Material supplied:

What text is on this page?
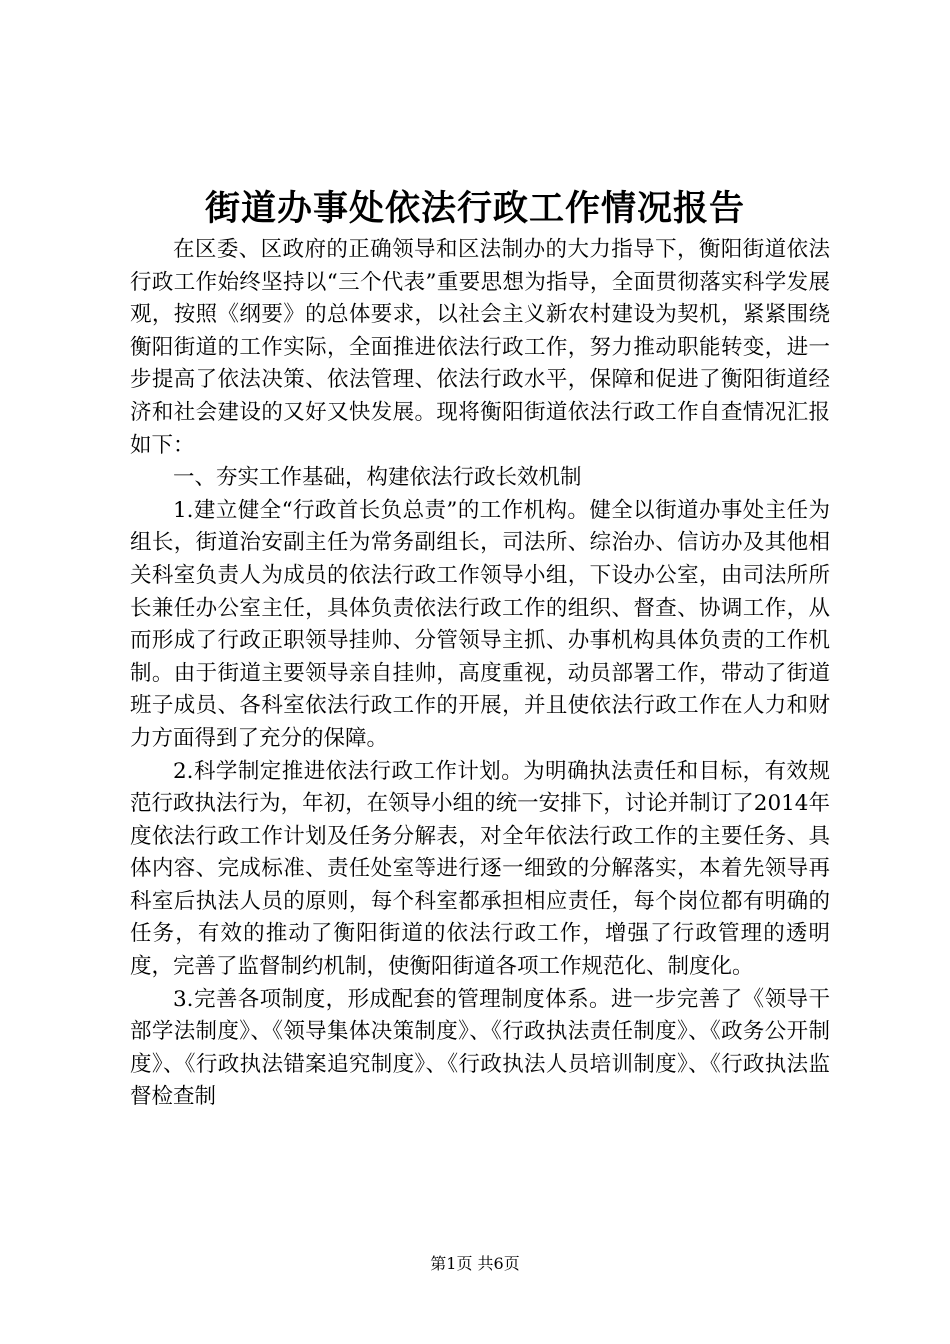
街道办事处依法行政工作情况报告

在区委、区政府的正确领导和区法制办的大力指导下，衡阳街道依法行政工作始终坚持以“三个代表”重要思想为指导，全面贯彻落实科学发展观，按照《纲要》的总体要求，以社会主义新农村建设为契机，紧紧围绕衡阳街道的工作实际，全面推进依法行政工作，努力推动职能转变，进一步提高了依法决策、依法管理、依法行政水平，保障和促进了衡阳街道经济和社会建设的又好又快发展。现将衡阳街道依法行政工作自查情况汇报如下：

一、夯实工作基础，构建依法行政长效机制

1.建立健全“行政首长负总责”的工作机构。健全以街道办事处主任为组长，街道治安副主任为常务副组长，司法所、综治办、信访办及其他相关科室负责人为成员的依法行政工作领导小组，下设办公室，由司法所所长兼任办公室主任，具体负责依法行政工作的组织、督查、协调工作，从而形成了行政正职领导挂帅、分管领导主抓、办事机构具体负责的工作机制。由于街道主要领导亲自挂帅，高度重视，动员部署工作，带动了街道班子成员、各科室依法行政工作的开展，并且使依法行政工作在人力和财力方面得到了充分的保障。

2.科学制定推进依法行政工作计划。为明确执法责任和目标，有效规范行政执法行为，年初，在领导小组的统一安排下，讨论并制订了2014年度依法行政工作计划及任务分解表，对全年依法行政工作的主要任务、具体内容、完成标准、责任处室等进行逐一细致的分解落实，本着先领导再科室后执法人员的原则，每个科室都承担相应责任，每个岗位都有明确的任务，有效的推动了衡阳街道的依法行政工作，增强了行政管理的透明度，完善了监督制约机制，使衡阳街道各项工作规范化、制度化。

3.完善各项制度，形成配套的管理制度体系。进一步完善了《领导干部学法制度》、《领导集体决策制度》、《行政执法责任制度》、《政务公开制度》、《行政执法错案追究制度》、《行政执法人员培训制度》、《行政执法监督检查制

第1页 共6页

Written exercise: Make a word-for-word copy of the entries, without any pictures.

Result of the task:
What text is on this page?
街道办事处依法行政工作情况报告

在区委、区政府的正确领导和区法制办的大力指导下，衡阳街道依法行政工作始终坚持以“三个代表”重要思想为指导，全面贯彻落实科学发展观，按照《纲要》的总体要求，以社会主义新农村建设为契机，紧紧围绕衡阳街道的工作实际，全面推进依法行政工作，努力推动职能转变，进一步提高了依法决策、依法管理、依法行政水平，保障和促进了衡阳街道经济和社会建设的又好又快发展。现将衡阳街道依法行政工作自查情况汇报如下：

一、夯实工作基础，构建依法行政长效机制

1.建立健全“行政首长负总责”的工作机构。健全以街道办事处主任为组长，街道治安副主任为常务副组长，司法所、综治办、信访办及其他相关科室负责人为成员的依法行政工作领导小组，下设办公室，由司法所所长兼任办公室主任，具体负责依法行政工作的组织、督查、协调工作，从而形成了行政正职领导挂帅、分管领导主抓、办事机构具体负责的工作机制。由于街道主要领导亲自挂帅，高度重视，动员部署工作，带动了街道班子成员、各科室依法行政工作的开展，并且使依法行政工作在人力和财力方面得到了充分的保障。

2.科学制定推进依法行政工作计划。为明确执法责任和目标，有效规范行政执法行为，年初，在领导小组的统一安排下，讨论并制订了2014年度依法行政工作计划及任务分解表，对全年依法行政工作的主要任务、具体内容、完成标准、责任处室等进行逐一细致的分解落实，本着先领导再科室后执法人员的原则，每个科室都承担相应责任，每个岗位都有明确的任务，有效的推动了衡阳街道的依法行政工作，增强了行政管理的透明度，完善了监督制约机制，使衡阳街道各项工作规范化、制度化。

3.完善各项制度，形成配套的管理制度体系。进一步完善了《领导干部学法制度》、《领导集体决策制度》、《行政执法责任制度》、《政务公开制度》、《行政执法错案追究制度》、《行政执法人员培训制度》、《行政执法监督检查制

第1页 共6页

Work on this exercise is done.